→ **Supplied information**:

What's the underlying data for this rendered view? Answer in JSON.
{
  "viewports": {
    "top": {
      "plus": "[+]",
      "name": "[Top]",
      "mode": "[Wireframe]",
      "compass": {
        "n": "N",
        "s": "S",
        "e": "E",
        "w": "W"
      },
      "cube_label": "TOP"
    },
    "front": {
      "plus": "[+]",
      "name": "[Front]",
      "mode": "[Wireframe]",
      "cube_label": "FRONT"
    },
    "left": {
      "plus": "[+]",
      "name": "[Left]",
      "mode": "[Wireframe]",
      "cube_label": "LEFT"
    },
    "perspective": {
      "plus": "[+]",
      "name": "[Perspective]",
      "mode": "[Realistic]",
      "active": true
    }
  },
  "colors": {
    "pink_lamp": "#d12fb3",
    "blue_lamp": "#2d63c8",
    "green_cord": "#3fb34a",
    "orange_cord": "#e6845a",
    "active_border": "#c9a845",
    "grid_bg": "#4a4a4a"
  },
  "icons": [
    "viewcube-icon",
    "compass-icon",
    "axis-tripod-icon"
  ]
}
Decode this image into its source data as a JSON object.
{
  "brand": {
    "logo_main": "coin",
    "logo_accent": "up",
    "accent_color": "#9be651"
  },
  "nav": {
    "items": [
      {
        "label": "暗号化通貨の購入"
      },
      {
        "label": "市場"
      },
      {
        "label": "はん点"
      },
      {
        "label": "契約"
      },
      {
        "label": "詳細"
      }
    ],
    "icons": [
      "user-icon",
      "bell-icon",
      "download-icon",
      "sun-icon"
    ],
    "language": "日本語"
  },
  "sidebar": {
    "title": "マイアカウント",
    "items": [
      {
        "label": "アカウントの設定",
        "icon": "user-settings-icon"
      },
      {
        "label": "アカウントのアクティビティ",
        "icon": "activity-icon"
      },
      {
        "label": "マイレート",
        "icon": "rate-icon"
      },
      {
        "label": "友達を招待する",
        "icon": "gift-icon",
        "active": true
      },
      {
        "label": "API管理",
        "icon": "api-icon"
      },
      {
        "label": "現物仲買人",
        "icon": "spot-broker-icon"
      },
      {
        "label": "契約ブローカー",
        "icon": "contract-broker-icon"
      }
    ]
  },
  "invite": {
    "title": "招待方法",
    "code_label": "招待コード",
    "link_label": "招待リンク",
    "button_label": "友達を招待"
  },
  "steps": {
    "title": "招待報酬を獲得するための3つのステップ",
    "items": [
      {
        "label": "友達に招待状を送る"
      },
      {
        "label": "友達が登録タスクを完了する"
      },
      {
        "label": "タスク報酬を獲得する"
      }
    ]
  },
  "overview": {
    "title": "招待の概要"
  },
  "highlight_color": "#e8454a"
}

→ **What the exercise asks**: Reproduce each record exactly, leaving nothing out.

→ **Final result**:
What's the underlying data for this rendered view? Answer in JSON.
{
  "viewports": {
    "top": {
      "plus": "[+]",
      "name": "[Top]",
      "mode": "[Wireframe]",
      "compass": {
        "n": "N",
        "s": "S",
        "e": "E",
        "w": "W"
      },
      "cube_label": "TOP"
    },
    "front": {
      "plus": "[+]",
      "name": "[Front]",
      "mode": "[Wireframe]",
      "cube_label": "FRONT"
    },
    "left": {
      "plus": "[+]",
      "name": "[Left]",
      "mode": "[Wireframe]",
      "cube_label": "LEFT"
    },
    "perspective": {
      "plus": "[+]",
      "name": "[Perspective]",
      "mode": "[Realistic]",
      "active": true
    }
  },
  "colors": {
    "pink_lamp": "#d12fb3",
    "blue_lamp": "#2d63c8",
    "green_cord": "#3fb34a",
    "orange_cord": "#e6845a",
    "active_border": "#c9a845",
    "grid_bg": "#4a4a4a"
  },
  "icons": [
    "viewcube-icon",
    "compass-icon",
    "axis-tripod-icon"
  ]
}
Decode this image into its source data as a JSON object.
{
  "brand": {
    "logo_main": "coin",
    "logo_accent": "up",
    "accent_color": "#9be651"
  },
  "nav": {
    "items": [
      {
        "label": "暗号化通貨の購入"
      },
      {
        "label": "市場"
      },
      {
        "label": "はん点"
      },
      {
        "label": "契約"
      },
      {
        "label": "詳細"
      }
    ],
    "icons": [
      "user-icon",
      "bell-icon",
      "download-icon",
      "sun-icon"
    ],
    "language": "日本語"
  },
  "sidebar": {
    "title": "マイアカウント",
    "items": [
      {
        "label": "アカウントの設定",
        "icon": "user-settings-icon"
      },
      {
        "label": "アカウントのアクティビティ",
        "icon": "activity-icon"
      },
      {
        "label": "マイレート",
        "icon": "rate-icon"
      },
      {
        "label": "友達を招待する",
        "icon": "gift-icon",
        "active": true
      },
      {
        "label": "API管理",
        "icon": "api-icon"
      },
      {
        "label": "現物仲買人",
        "icon": "spot-broker-icon"
      },
      {
        "label": "契約ブローカー",
        "icon": "contract-broker-icon"
      }
    ]
  },
  "invite": {
    "title": "招待方法",
    "code_label": "招待コード",
    "link_label": "招待リンク",
    "button_label": "友達を招待"
  },
  "steps": {
    "title": "招待報酬を獲得するための3つのステップ",
    "items": [
      {
        "label": "友達に招待状を送る"
      },
      {
        "label": "友達が登録タスクを完了する"
      },
      {
        "label": "タスク報酬を獲得する"
      }
    ]
  },
  "overview": {
    "title": "招待の概要"
  },
  "highlight_color": "#e8454a"
}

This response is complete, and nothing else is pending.